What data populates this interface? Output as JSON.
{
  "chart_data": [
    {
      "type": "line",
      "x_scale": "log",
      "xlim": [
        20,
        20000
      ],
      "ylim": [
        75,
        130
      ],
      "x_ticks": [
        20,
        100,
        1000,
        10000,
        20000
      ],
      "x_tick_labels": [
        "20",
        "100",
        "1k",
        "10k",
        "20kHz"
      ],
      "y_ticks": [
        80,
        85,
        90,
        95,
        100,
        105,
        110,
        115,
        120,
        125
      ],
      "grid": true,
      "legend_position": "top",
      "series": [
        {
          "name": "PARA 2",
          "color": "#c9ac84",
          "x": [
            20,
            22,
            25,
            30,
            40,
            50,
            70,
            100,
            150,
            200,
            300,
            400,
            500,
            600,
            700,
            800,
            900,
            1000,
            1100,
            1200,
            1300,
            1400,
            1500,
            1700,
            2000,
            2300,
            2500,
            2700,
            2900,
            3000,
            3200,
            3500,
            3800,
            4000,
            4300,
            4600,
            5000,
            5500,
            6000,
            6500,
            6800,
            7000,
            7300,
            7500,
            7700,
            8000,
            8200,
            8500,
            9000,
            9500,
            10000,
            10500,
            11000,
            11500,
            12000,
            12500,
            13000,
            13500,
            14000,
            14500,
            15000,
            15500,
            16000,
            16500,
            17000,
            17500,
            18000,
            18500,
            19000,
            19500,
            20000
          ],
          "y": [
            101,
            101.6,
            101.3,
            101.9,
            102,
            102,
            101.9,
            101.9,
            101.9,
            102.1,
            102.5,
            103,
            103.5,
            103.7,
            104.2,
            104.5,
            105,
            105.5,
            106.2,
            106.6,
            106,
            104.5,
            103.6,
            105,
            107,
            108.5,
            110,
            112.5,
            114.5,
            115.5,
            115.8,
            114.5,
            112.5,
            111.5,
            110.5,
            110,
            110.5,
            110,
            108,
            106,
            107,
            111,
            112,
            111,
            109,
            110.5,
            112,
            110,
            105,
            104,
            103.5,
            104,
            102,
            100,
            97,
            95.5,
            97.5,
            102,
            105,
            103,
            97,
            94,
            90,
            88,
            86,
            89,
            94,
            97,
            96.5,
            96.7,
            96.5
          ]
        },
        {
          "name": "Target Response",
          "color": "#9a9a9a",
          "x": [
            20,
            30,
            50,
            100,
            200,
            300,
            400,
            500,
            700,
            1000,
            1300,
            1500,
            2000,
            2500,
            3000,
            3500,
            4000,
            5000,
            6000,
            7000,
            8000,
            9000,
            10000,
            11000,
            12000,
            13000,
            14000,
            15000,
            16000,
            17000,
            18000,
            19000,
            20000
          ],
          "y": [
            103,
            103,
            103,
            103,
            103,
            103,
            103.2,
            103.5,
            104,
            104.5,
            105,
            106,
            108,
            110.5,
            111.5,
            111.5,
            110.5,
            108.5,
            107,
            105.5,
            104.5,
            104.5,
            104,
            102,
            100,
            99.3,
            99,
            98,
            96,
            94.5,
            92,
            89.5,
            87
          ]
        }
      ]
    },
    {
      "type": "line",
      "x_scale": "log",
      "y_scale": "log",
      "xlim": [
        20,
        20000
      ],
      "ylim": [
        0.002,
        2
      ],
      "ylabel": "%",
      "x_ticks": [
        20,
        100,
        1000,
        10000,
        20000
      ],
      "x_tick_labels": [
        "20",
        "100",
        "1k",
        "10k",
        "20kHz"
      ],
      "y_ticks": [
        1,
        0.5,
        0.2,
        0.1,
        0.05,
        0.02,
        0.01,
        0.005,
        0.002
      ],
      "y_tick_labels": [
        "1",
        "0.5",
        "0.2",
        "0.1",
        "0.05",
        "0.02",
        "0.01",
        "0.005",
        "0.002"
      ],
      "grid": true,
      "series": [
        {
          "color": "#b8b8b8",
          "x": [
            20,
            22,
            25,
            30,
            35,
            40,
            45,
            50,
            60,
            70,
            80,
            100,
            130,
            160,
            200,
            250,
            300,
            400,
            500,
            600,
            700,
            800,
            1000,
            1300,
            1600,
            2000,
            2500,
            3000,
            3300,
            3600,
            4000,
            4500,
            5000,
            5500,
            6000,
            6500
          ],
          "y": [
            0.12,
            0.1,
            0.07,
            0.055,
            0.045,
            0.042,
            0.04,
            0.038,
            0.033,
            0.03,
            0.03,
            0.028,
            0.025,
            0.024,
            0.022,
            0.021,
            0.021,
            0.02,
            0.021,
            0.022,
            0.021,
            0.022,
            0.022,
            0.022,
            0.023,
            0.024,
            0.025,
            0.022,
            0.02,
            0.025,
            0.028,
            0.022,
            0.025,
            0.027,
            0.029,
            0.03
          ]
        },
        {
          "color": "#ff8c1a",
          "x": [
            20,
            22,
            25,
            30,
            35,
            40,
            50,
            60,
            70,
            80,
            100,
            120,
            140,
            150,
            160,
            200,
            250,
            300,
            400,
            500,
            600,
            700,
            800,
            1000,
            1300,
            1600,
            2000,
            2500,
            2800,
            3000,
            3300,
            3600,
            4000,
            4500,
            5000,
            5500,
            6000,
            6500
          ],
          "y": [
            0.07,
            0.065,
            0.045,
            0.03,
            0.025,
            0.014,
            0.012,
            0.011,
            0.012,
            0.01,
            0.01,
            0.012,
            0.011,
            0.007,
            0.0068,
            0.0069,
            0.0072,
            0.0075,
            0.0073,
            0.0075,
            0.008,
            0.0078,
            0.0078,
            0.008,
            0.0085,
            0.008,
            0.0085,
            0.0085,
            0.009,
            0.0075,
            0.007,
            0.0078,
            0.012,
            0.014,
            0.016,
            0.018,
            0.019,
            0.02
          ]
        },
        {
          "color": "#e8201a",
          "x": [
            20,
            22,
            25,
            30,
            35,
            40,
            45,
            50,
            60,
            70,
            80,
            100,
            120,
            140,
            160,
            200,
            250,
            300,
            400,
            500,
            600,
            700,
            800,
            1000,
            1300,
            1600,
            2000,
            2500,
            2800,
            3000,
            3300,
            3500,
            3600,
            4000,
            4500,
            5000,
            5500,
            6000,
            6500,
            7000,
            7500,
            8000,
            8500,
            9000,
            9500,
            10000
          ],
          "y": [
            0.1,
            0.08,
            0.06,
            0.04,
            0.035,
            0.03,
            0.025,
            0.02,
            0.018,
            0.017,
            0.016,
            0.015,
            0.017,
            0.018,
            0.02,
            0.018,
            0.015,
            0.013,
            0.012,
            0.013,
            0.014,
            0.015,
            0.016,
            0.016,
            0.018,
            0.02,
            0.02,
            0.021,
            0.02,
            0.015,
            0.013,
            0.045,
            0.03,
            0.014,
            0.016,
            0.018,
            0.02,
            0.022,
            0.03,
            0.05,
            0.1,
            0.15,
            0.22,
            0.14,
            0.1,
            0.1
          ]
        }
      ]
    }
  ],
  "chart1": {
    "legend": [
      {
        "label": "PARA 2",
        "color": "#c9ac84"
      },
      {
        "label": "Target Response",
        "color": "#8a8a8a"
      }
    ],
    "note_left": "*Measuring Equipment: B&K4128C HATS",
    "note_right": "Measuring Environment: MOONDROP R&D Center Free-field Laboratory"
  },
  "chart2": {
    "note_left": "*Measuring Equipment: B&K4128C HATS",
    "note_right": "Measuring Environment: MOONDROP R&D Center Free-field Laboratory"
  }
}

--------------------------------------------------

=== SHORT TASK ===
Your task is to transcribe the listing above in full, exactly as given.

=== FINISHED TASK ===
What data populates this interface? Output as JSON.
{
  "chart_data": [
    {
      "type": "line",
      "x_scale": "log",
      "xlim": [
        20,
        20000
      ],
      "ylim": [
        75,
        130
      ],
      "x_ticks": [
        20,
        100,
        1000,
        10000,
        20000
      ],
      "x_tick_labels": [
        "20",
        "100",
        "1k",
        "10k",
        "20kHz"
      ],
      "y_ticks": [
        80,
        85,
        90,
        95,
        100,
        105,
        110,
        115,
        120,
        125
      ],
      "grid": true,
      "legend_position": "top",
      "series": [
        {
          "name": "PARA 2",
          "color": "#c9ac84",
          "x": [
            20,
            22,
            25,
            30,
            40,
            50,
            70,
            100,
            150,
            200,
            300,
            400,
            500,
            600,
            700,
            800,
            900,
            1000,
            1100,
            1200,
            1300,
            1400,
            1500,
            1700,
            2000,
            2300,
            2500,
            2700,
            2900,
            3000,
            3200,
            3500,
            3800,
            4000,
            4300,
            4600,
            5000,
            5500,
            6000,
            6500,
            6800,
            7000,
            7300,
            7500,
            7700,
            8000,
            8200,
            8500,
            9000,
            9500,
            10000,
            10500,
            11000,
            11500,
            12000,
            12500,
            13000,
            13500,
            14000,
            14500,
            15000,
            15500,
            16000,
            16500,
            17000,
            17500,
            18000,
            18500,
            19000,
            19500,
            20000
          ],
          "y": [
            101,
            101.6,
            101.3,
            101.9,
            102,
            102,
            101.9,
            101.9,
            101.9,
            102.1,
            102.5,
            103,
            103.5,
            103.7,
            104.2,
            104.5,
            105,
            105.5,
            106.2,
            106.6,
            106,
            104.5,
            103.6,
            105,
            107,
            108.5,
            110,
            112.5,
            114.5,
            115.5,
            115.8,
            114.5,
            112.5,
            111.5,
            110.5,
            110,
            110.5,
            110,
            108,
            106,
            107,
            111,
            112,
            111,
            109,
            110.5,
            112,
            110,
            105,
            104,
            103.5,
            104,
            102,
            100,
            97,
            95.5,
            97.5,
            102,
            105,
            103,
            97,
            94,
            90,
            88,
            86,
            89,
            94,
            97,
            96.5,
            96.7,
            96.5
          ]
        },
        {
          "name": "Target Response",
          "color": "#9a9a9a",
          "x": [
            20,
            30,
            50,
            100,
            200,
            300,
            400,
            500,
            700,
            1000,
            1300,
            1500,
            2000,
            2500,
            3000,
            3500,
            4000,
            5000,
            6000,
            7000,
            8000,
            9000,
            10000,
            11000,
            12000,
            13000,
            14000,
            15000,
            16000,
            17000,
            18000,
            19000,
            20000
          ],
          "y": [
            103,
            103,
            103,
            103,
            103,
            103,
            103.2,
            103.5,
            104,
            104.5,
            105,
            106,
            108,
            110.5,
            111.5,
            111.5,
            110.5,
            108.5,
            107,
            105.5,
            104.5,
            104.5,
            104,
            102,
            100,
            99.3,
            99,
            98,
            96,
            94.5,
            92,
            89.5,
            87
          ]
        }
      ]
    },
    {
      "type": "line",
      "x_scale": "log",
      "y_scale": "log",
      "xlim": [
        20,
        20000
      ],
      "ylim": [
        0.002,
        2
      ],
      "ylabel": "%",
      "x_ticks": [
        20,
        100,
        1000,
        10000,
        20000
      ],
      "x_tick_labels": [
        "20",
        "100",
        "1k",
        "10k",
        "20kHz"
      ],
      "y_ticks": [
        1,
        0.5,
        0.2,
        0.1,
        0.05,
        0.02,
        0.01,
        0.005,
        0.002
      ],
      "y_tick_labels": [
        "1",
        "0.5",
        "0.2",
        "0.1",
        "0.05",
        "0.02",
        "0.01",
        "0.005",
        "0.002"
      ],
      "grid": true,
      "series": [
        {
          "color": "#b8b8b8",
          "x": [
            20,
            22,
            25,
            30,
            35,
            40,
            45,
            50,
            60,
            70,
            80,
            100,
            130,
            160,
            200,
            250,
            300,
            400,
            500,
            600,
            700,
            800,
            1000,
            1300,
            1600,
            2000,
            2500,
            3000,
            3300,
            3600,
            4000,
            4500,
            5000,
            5500,
            6000,
            6500
          ],
          "y": [
            0.12,
            0.1,
            0.07,
            0.055,
            0.045,
            0.042,
            0.04,
            0.038,
            0.033,
            0.03,
            0.03,
            0.028,
            0.025,
            0.024,
            0.022,
            0.021,
            0.021,
            0.02,
            0.021,
            0.022,
            0.021,
            0.022,
            0.022,
            0.022,
            0.023,
            0.024,
            0.025,
            0.022,
            0.02,
            0.025,
            0.028,
            0.022,
            0.025,
            0.027,
            0.029,
            0.03
          ]
        },
        {
          "color": "#ff8c1a",
          "x": [
            20,
            22,
            25,
            30,
            35,
            40,
            50,
            60,
            70,
            80,
            100,
            120,
            140,
            150,
            160,
            200,
            250,
            300,
            400,
            500,
            600,
            700,
            800,
            1000,
            1300,
            1600,
            2000,
            2500,
            2800,
            3000,
            3300,
            3600,
            4000,
            4500,
            5000,
            5500,
            6000,
            6500
          ],
          "y": [
            0.07,
            0.065,
            0.045,
            0.03,
            0.025,
            0.014,
            0.012,
            0.011,
            0.012,
            0.01,
            0.01,
            0.012,
            0.011,
            0.007,
            0.0068,
            0.0069,
            0.0072,
            0.0075,
            0.0073,
            0.0075,
            0.008,
            0.0078,
            0.0078,
            0.008,
            0.0085,
            0.008,
            0.0085,
            0.0085,
            0.009,
            0.0075,
            0.007,
            0.0078,
            0.012,
            0.014,
            0.016,
            0.018,
            0.019,
            0.02
          ]
        },
        {
          "color": "#e8201a",
          "x": [
            20,
            22,
            25,
            30,
            35,
            40,
            45,
            50,
            60,
            70,
            80,
            100,
            120,
            140,
            160,
            200,
            250,
            300,
            400,
            500,
            600,
            700,
            800,
            1000,
            1300,
            1600,
            2000,
            2500,
            2800,
            3000,
            3300,
            3500,
            3600,
            4000,
            4500,
            5000,
            5500,
            6000,
            6500,
            7000,
            7500,
            8000,
            8500,
            9000,
            9500,
            10000
          ],
          "y": [
            0.1,
            0.08,
            0.06,
            0.04,
            0.035,
            0.03,
            0.025,
            0.02,
            0.018,
            0.017,
            0.016,
            0.015,
            0.017,
            0.018,
            0.02,
            0.018,
            0.015,
            0.013,
            0.012,
            0.013,
            0.014,
            0.015,
            0.016,
            0.016,
            0.018,
            0.02,
            0.02,
            0.021,
            0.02,
            0.015,
            0.013,
            0.045,
            0.03,
            0.014,
            0.016,
            0.018,
            0.02,
            0.022,
            0.03,
            0.05,
            0.1,
            0.15,
            0.22,
            0.14,
            0.1,
            0.1
          ]
        }
      ]
    }
  ],
  "chart1": {
    "legend": [
      {
        "label": "PARA 2",
        "color": "#c9ac84"
      },
      {
        "label": "Target Response",
        "color": "#8a8a8a"
      }
    ],
    "note_left": "*Measuring Equipment: B&K4128C HATS",
    "note_right": "Measuring Environment: MOONDROP R&D Center Free-field Laboratory"
  },
  "chart2": {
    "note_left": "*Measuring Equipment: B&K4128C HATS",
    "note_right": "Measuring Environment: MOONDROP R&D Center Free-field Laboratory"
  }
}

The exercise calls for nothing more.